- What to work on
Report back each line of the records that contains the string "JSON".

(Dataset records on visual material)
· · · · ·
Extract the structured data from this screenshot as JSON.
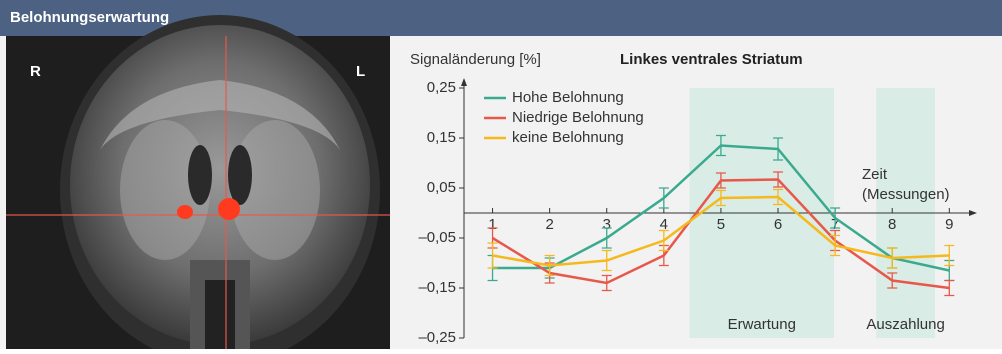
{
  "header": {
    "title": "Belohnungserwartung"
  },
  "image": {
    "left_label": "R",
    "right_label": "L"
  },
  "chart_data": {
    "type": "line",
    "title": "Linkes ventrales Striatum",
    "y_label": "Signaländerung [%]",
    "x_label": [
      "Zeit",
      "(Messungen)"
    ],
    "x": [
      1,
      2,
      3,
      4,
      5,
      6,
      7,
      8,
      9
    ],
    "xlim": [
      0.5,
      9.45
    ],
    "xticks": [
      1,
      2,
      3,
      4,
      5,
      6,
      7,
      8,
      9
    ],
    "ylim": [
      -0.25,
      0.25
    ],
    "yticks": [
      {
        "value": 0.25,
        "label": "0,25"
      },
      {
        "value": 0.15,
        "label": "0,15"
      },
      {
        "value": 0.05,
        "label": "0,05"
      },
      {
        "value": -0.05,
        "label": "–0,05"
      },
      {
        "value": -0.15,
        "label": "–0,15"
      },
      {
        "value": -0.25,
        "label": "–0,25"
      }
    ],
    "legend": "upper left",
    "regions": [
      {
        "label": "Erwartung",
        "xlim": [
          4.45,
          6.98
        ],
        "color": "#d9ece6"
      },
      {
        "label": "Auszahlung",
        "xlim": [
          7.72,
          8.75
        ],
        "color": "#d9ece6"
      }
    ],
    "series": [
      {
        "name": "Hohe Belohnung",
        "color": "#3aaa8e",
        "values": [
          -0.11,
          -0.11,
          -0.05,
          0.03,
          0.135,
          0.128,
          -0.01,
          -0.09,
          -0.115
        ],
        "errors": [
          0.025,
          0.02,
          0.02,
          0.02,
          0.02,
          0.022,
          0.02,
          0.02,
          0.02
        ]
      },
      {
        "name": "Niedrige Belohnung",
        "color": "#e8584a",
        "values": [
          -0.05,
          -0.12,
          -0.14,
          -0.085,
          0.065,
          0.067,
          -0.055,
          -0.135,
          -0.15
        ],
        "errors": [
          0.02,
          0.02,
          0.015,
          0.02,
          0.015,
          0.015,
          0.02,
          0.015,
          0.015
        ]
      },
      {
        "name": "keine Belohnung",
        "color": "#f6b91c",
        "values": [
          -0.085,
          -0.105,
          -0.095,
          -0.055,
          0.03,
          0.032,
          -0.065,
          -0.09,
          -0.085
        ],
        "errors": [
          0.025,
          0.02,
          0.02,
          0.02,
          0.015,
          0.015,
          0.02,
          0.02,
          0.02
        ]
      }
    ]
  }
}
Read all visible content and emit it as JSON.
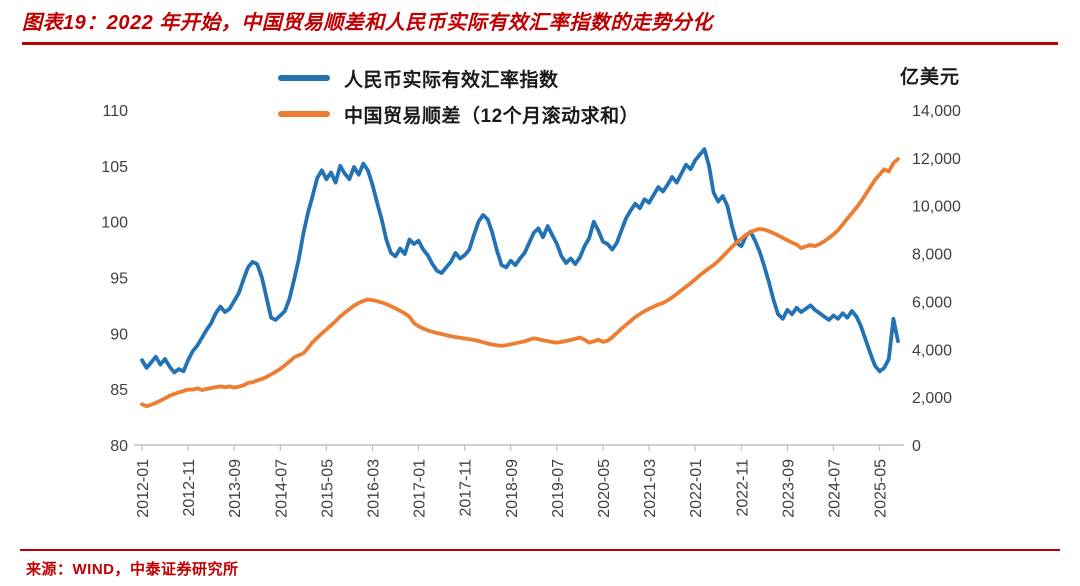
{
  "title": "图表19：2022 年开始，中国贸易顺差和人民币实际有效汇率指数的走势分化",
  "source": "来源：WIND，中泰证券研究所",
  "unit_label": "亿美元",
  "colors": {
    "accent_red": "#C00000",
    "reer_blue": "#2272B4",
    "surplus_orange": "#ED7D31",
    "axis_gray": "#BFBFBF",
    "tick_text": "#3F3F3F"
  },
  "chart_data": {
    "type": "line",
    "title": "图表19：2022 年开始，中国贸易顺差和人民币实际有效汇率指数的走势分化",
    "x_freq": "monthly",
    "x_start": "2012-01",
    "x_end": "2025-09",
    "x_tick_labels": [
      "2012-01",
      "2012-11",
      "2013-09",
      "2014-07",
      "2015-05",
      "2016-03",
      "2017-01",
      "2017-11",
      "2018-09",
      "2019-07",
      "2020-05",
      "2021-03",
      "2022-01",
      "2022-11",
      "2023-09",
      "2024-07",
      "2025-05"
    ],
    "x_tick_indices": [
      0,
      10,
      20,
      30,
      40,
      50,
      60,
      70,
      80,
      90,
      100,
      110,
      120,
      130,
      140,
      150,
      160
    ],
    "left_axis": {
      "min": 80,
      "max": 110,
      "ticks": [
        80,
        85,
        90,
        95,
        100,
        105,
        110
      ]
    },
    "right_axis": {
      "min": 0,
      "max": 14000,
      "ticks": [
        0,
        2000,
        4000,
        6000,
        8000,
        10000,
        12000,
        14000
      ],
      "label": "亿美元"
    },
    "grid": false,
    "legend_position": "top-center",
    "series": [
      {
        "name": "人民币实际有效汇率指数",
        "axis": "left",
        "color": "#2272B4",
        "values": [
          87.6,
          86.9,
          87.4,
          87.9,
          87.2,
          87.7,
          87.0,
          86.5,
          86.8,
          86.6,
          87.6,
          88.4,
          88.9,
          89.6,
          90.3,
          90.9,
          91.8,
          92.4,
          91.9,
          92.2,
          92.9,
          93.6,
          94.8,
          95.9,
          96.4,
          96.2,
          95.0,
          93.2,
          91.4,
          91.2,
          91.6,
          92.0,
          93.1,
          94.8,
          96.6,
          98.9,
          100.8,
          102.3,
          103.9,
          104.6,
          103.8,
          104.4,
          103.5,
          105.0,
          104.3,
          103.8,
          104.9,
          104.2,
          105.2,
          104.6,
          103.3,
          101.7,
          100.2,
          98.4,
          97.2,
          96.9,
          97.6,
          97.1,
          98.4,
          98.0,
          98.3,
          97.5,
          97.0,
          96.2,
          95.6,
          95.4,
          95.9,
          96.4,
          97.2,
          96.7,
          97.0,
          97.5,
          98.8,
          100.0,
          100.6,
          100.2,
          99.0,
          97.4,
          96.1,
          95.9,
          96.5,
          96.1,
          96.7,
          97.2,
          98.1,
          99.0,
          99.4,
          98.6,
          99.6,
          98.8,
          98.0,
          96.9,
          96.3,
          96.7,
          96.2,
          96.8,
          97.8,
          98.5,
          100.0,
          99.2,
          98.2,
          98.0,
          97.5,
          98.1,
          99.2,
          100.3,
          101.0,
          101.6,
          101.2,
          102.0,
          101.7,
          102.4,
          103.1,
          102.7,
          103.3,
          104.0,
          103.5,
          104.3,
          105.1,
          104.7,
          105.5,
          106.0,
          106.5,
          105.0,
          102.6,
          101.8,
          102.3,
          101.4,
          99.6,
          98.1,
          97.8,
          98.7,
          99.1,
          98.3,
          97.3,
          96.0,
          94.6,
          93.0,
          91.7,
          91.3,
          92.1,
          91.7,
          92.3,
          91.9,
          92.2,
          92.5,
          92.1,
          91.8,
          91.5,
          91.2,
          91.6,
          91.3,
          91.8,
          91.4,
          92.0,
          91.5,
          90.6,
          89.4,
          88.2,
          87.1,
          86.6,
          86.9,
          87.7,
          91.3,
          89.3
        ]
      },
      {
        "name": "中国贸易顺差（12个月滚动求和）",
        "axis": "right",
        "color": "#ED7D31",
        "values": [
          1700,
          1620,
          1680,
          1760,
          1850,
          1950,
          2060,
          2130,
          2200,
          2260,
          2320,
          2310,
          2370,
          2300,
          2340,
          2380,
          2420,
          2450,
          2410,
          2450,
          2400,
          2440,
          2490,
          2590,
          2620,
          2700,
          2760,
          2840,
          2950,
          3060,
          3180,
          3330,
          3490,
          3660,
          3750,
          3830,
          4050,
          4300,
          4480,
          4660,
          4830,
          5000,
          5180,
          5370,
          5530,
          5680,
          5820,
          5940,
          6020,
          6080,
          6050,
          6010,
          5960,
          5890,
          5800,
          5710,
          5610,
          5500,
          5360,
          5100,
          4960,
          4870,
          4790,
          4730,
          4680,
          4640,
          4590,
          4550,
          4510,
          4480,
          4450,
          4420,
          4390,
          4350,
          4290,
          4240,
          4200,
          4170,
          4140,
          4170,
          4210,
          4250,
          4290,
          4330,
          4400,
          4460,
          4420,
          4380,
          4340,
          4300,
          4280,
          4310,
          4350,
          4390,
          4440,
          4490,
          4400,
          4280,
          4330,
          4400,
          4310,
          4360,
          4500,
          4680,
          4860,
          5020,
          5180,
          5350,
          5470,
          5590,
          5690,
          5780,
          5870,
          5940,
          6040,
          6170,
          6310,
          6460,
          6610,
          6760,
          6920,
          7090,
          7240,
          7390,
          7520,
          7690,
          7880,
          8080,
          8280,
          8470,
          8620,
          8780,
          8890,
          8980,
          9030,
          9000,
          8940,
          8850,
          8760,
          8660,
          8560,
          8460,
          8380,
          8230,
          8300,
          8360,
          8310,
          8400,
          8510,
          8650,
          8800,
          8980,
          9220,
          9460,
          9690,
          9920,
          10180,
          10480,
          10780,
          11080,
          11300,
          11520,
          11430,
          11780,
          11950
        ]
      }
    ]
  }
}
· · · · ·
- Expected answer
Extract the structured data from this screenshot as JSON.
Read all visible content and emit it as JSON.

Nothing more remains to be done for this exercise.